Given exercise » Every record should be repeated exactly, except that pictures are left out.

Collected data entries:
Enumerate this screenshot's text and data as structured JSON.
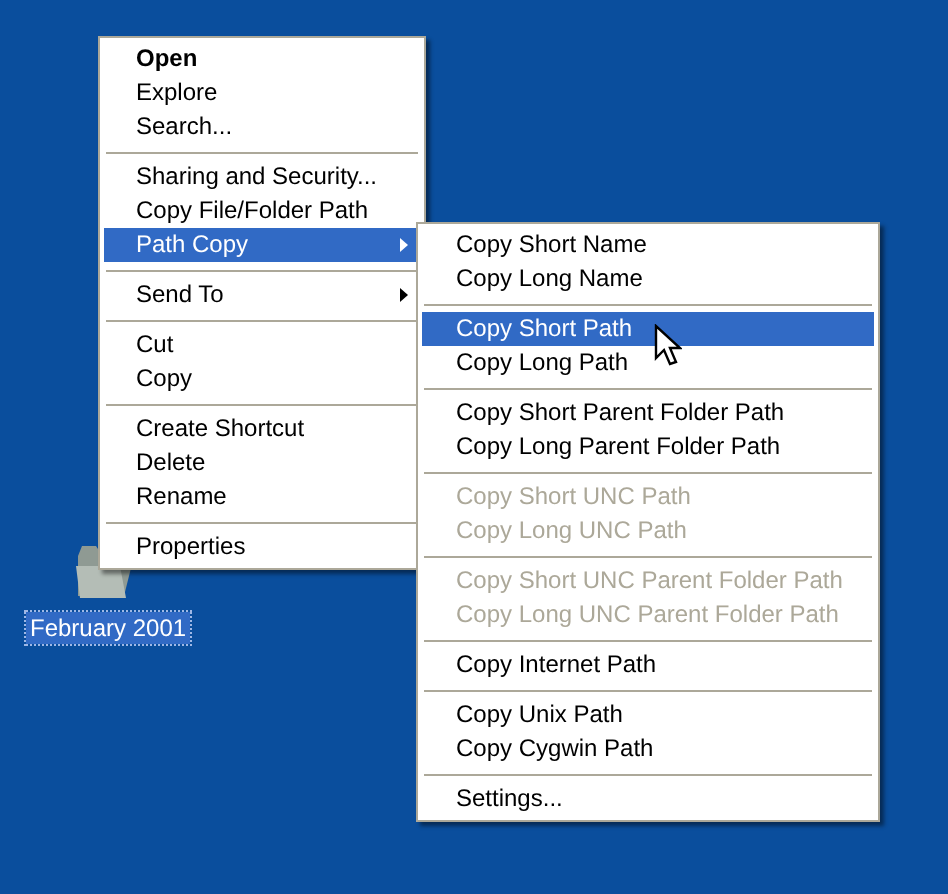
{
  "desktop_icon": {
    "label": "February 2001",
    "selected": true
  },
  "context_menu": {
    "sections": [
      {
        "items": [
          {
            "label": "Open",
            "default": true,
            "selected": false,
            "disabled": false,
            "submenu": false
          },
          {
            "label": "Explore",
            "default": false,
            "selected": false,
            "disabled": false,
            "submenu": false
          },
          {
            "label": "Search...",
            "default": false,
            "selected": false,
            "disabled": false,
            "submenu": false
          }
        ]
      },
      {
        "items": [
          {
            "label": "Sharing and Security...",
            "default": false,
            "selected": false,
            "disabled": false,
            "submenu": false
          },
          {
            "label": "Copy File/Folder Path",
            "default": false,
            "selected": false,
            "disabled": false,
            "submenu": false
          },
          {
            "label": "Path Copy",
            "default": false,
            "selected": true,
            "disabled": false,
            "submenu": true
          }
        ]
      },
      {
        "items": [
          {
            "label": "Send To",
            "default": false,
            "selected": false,
            "disabled": false,
            "submenu": true
          }
        ]
      },
      {
        "items": [
          {
            "label": "Cut",
            "default": false,
            "selected": false,
            "disabled": false,
            "submenu": false
          },
          {
            "label": "Copy",
            "default": false,
            "selected": false,
            "disabled": false,
            "submenu": false
          }
        ]
      },
      {
        "items": [
          {
            "label": "Create Shortcut",
            "default": false,
            "selected": false,
            "disabled": false,
            "submenu": false
          },
          {
            "label": "Delete",
            "default": false,
            "selected": false,
            "disabled": false,
            "submenu": false
          },
          {
            "label": "Rename",
            "default": false,
            "selected": false,
            "disabled": false,
            "submenu": false
          }
        ]
      },
      {
        "items": [
          {
            "label": "Properties",
            "default": false,
            "selected": false,
            "disabled": false,
            "submenu": false
          }
        ]
      }
    ]
  },
  "submenu": {
    "sections": [
      {
        "items": [
          {
            "label": "Copy Short Name",
            "default": false,
            "selected": false,
            "disabled": false,
            "submenu": false
          },
          {
            "label": "Copy Long Name",
            "default": false,
            "selected": false,
            "disabled": false,
            "submenu": false
          }
        ]
      },
      {
        "items": [
          {
            "label": "Copy Short Path",
            "default": false,
            "selected": true,
            "disabled": false,
            "submenu": false
          },
          {
            "label": "Copy Long Path",
            "default": false,
            "selected": false,
            "disabled": false,
            "submenu": false
          }
        ]
      },
      {
        "items": [
          {
            "label": "Copy Short Parent Folder Path",
            "default": false,
            "selected": false,
            "disabled": false,
            "submenu": false
          },
          {
            "label": "Copy Long Parent Folder Path",
            "default": false,
            "selected": false,
            "disabled": false,
            "submenu": false
          }
        ]
      },
      {
        "items": [
          {
            "label": "Copy Short UNC Path",
            "default": false,
            "selected": false,
            "disabled": true,
            "submenu": false
          },
          {
            "label": "Copy Long UNC Path",
            "default": false,
            "selected": false,
            "disabled": true,
            "submenu": false
          }
        ]
      },
      {
        "items": [
          {
            "label": "Copy Short UNC Parent Folder Path",
            "default": false,
            "selected": false,
            "disabled": true,
            "submenu": false
          },
          {
            "label": "Copy Long UNC Parent Folder Path",
            "default": false,
            "selected": false,
            "disabled": true,
            "submenu": false
          }
        ]
      },
      {
        "items": [
          {
            "label": "Copy Internet Path",
            "default": false,
            "selected": false,
            "disabled": false,
            "submenu": false
          }
        ]
      },
      {
        "items": [
          {
            "label": "Copy Unix Path",
            "default": false,
            "selected": false,
            "disabled": false,
            "submenu": false
          },
          {
            "label": "Copy Cygwin Path",
            "default": false,
            "selected": false,
            "disabled": false,
            "submenu": false
          }
        ]
      },
      {
        "items": [
          {
            "label": "Settings...",
            "default": false,
            "selected": false,
            "disabled": false,
            "submenu": false
          }
        ]
      }
    ]
  }
}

Reply »
Enumerate this screenshot's text and data as structured JSON.
{
  "desktop_icon": {
    "label": "February 2001",
    "selected": true
  },
  "context_menu": {
    "sections": [
      {
        "items": [
          {
            "label": "Open",
            "default": true,
            "selected": false,
            "disabled": false,
            "submenu": false
          },
          {
            "label": "Explore",
            "default": false,
            "selected": false,
            "disabled": false,
            "submenu": false
          },
          {
            "label": "Search...",
            "default": false,
            "selected": false,
            "disabled": false,
            "submenu": false
          }
        ]
      },
      {
        "items": [
          {
            "label": "Sharing and Security...",
            "default": false,
            "selected": false,
            "disabled": false,
            "submenu": false
          },
          {
            "label": "Copy File/Folder Path",
            "default": false,
            "selected": false,
            "disabled": false,
            "submenu": false
          },
          {
            "label": "Path Copy",
            "default": false,
            "selected": true,
            "disabled": false,
            "submenu": true
          }
        ]
      },
      {
        "items": [
          {
            "label": "Send To",
            "default": false,
            "selected": false,
            "disabled": false,
            "submenu": true
          }
        ]
      },
      {
        "items": [
          {
            "label": "Cut",
            "default": false,
            "selected": false,
            "disabled": false,
            "submenu": false
          },
          {
            "label": "Copy",
            "default": false,
            "selected": false,
            "disabled": false,
            "submenu": false
          }
        ]
      },
      {
        "items": [
          {
            "label": "Create Shortcut",
            "default": false,
            "selected": false,
            "disabled": false,
            "submenu": false
          },
          {
            "label": "Delete",
            "default": false,
            "selected": false,
            "disabled": false,
            "submenu": false
          },
          {
            "label": "Rename",
            "default": false,
            "selected": false,
            "disabled": false,
            "submenu": false
          }
        ]
      },
      {
        "items": [
          {
            "label": "Properties",
            "default": false,
            "selected": false,
            "disabled": false,
            "submenu": false
          }
        ]
      }
    ]
  },
  "submenu": {
    "sections": [
      {
        "items": [
          {
            "label": "Copy Short Name",
            "default": false,
            "selected": false,
            "disabled": false,
            "submenu": false
          },
          {
            "label": "Copy Long Name",
            "default": false,
            "selected": false,
            "disabled": false,
            "submenu": false
          }
        ]
      },
      {
        "items": [
          {
            "label": "Copy Short Path",
            "default": false,
            "selected": true,
            "disabled": false,
            "submenu": false
          },
          {
            "label": "Copy Long Path",
            "default": false,
            "selected": false,
            "disabled": false,
            "submenu": false
          }
        ]
      },
      {
        "items": [
          {
            "label": "Copy Short Parent Folder Path",
            "default": false,
            "selected": false,
            "disabled": false,
            "submenu": false
          },
          {
            "label": "Copy Long Parent Folder Path",
            "default": false,
            "selected": false,
            "disabled": false,
            "submenu": false
          }
        ]
      },
      {
        "items": [
          {
            "label": "Copy Short UNC Path",
            "default": false,
            "selected": false,
            "disabled": true,
            "submenu": false
          },
          {
            "label": "Copy Long UNC Path",
            "default": false,
            "selected": false,
            "disabled": true,
            "submenu": false
          }
        ]
      },
      {
        "items": [
          {
            "label": "Copy Short UNC Parent Folder Path",
            "default": false,
            "selected": false,
            "disabled": true,
            "submenu": false
          },
          {
            "label": "Copy Long UNC Parent Folder Path",
            "default": false,
            "selected": false,
            "disabled": true,
            "submenu": false
          }
        ]
      },
      {
        "items": [
          {
            "label": "Copy Internet Path",
            "default": false,
            "selected": false,
            "disabled": false,
            "submenu": false
          }
        ]
      },
      {
        "items": [
          {
            "label": "Copy Unix Path",
            "default": false,
            "selected": false,
            "disabled": false,
            "submenu": false
          },
          {
            "label": "Copy Cygwin Path",
            "default": false,
            "selected": false,
            "disabled": false,
            "submenu": false
          }
        ]
      },
      {
        "items": [
          {
            "label": "Settings...",
            "default": false,
            "selected": false,
            "disabled": false,
            "submenu": false
          }
        ]
      }
    ]
  }
}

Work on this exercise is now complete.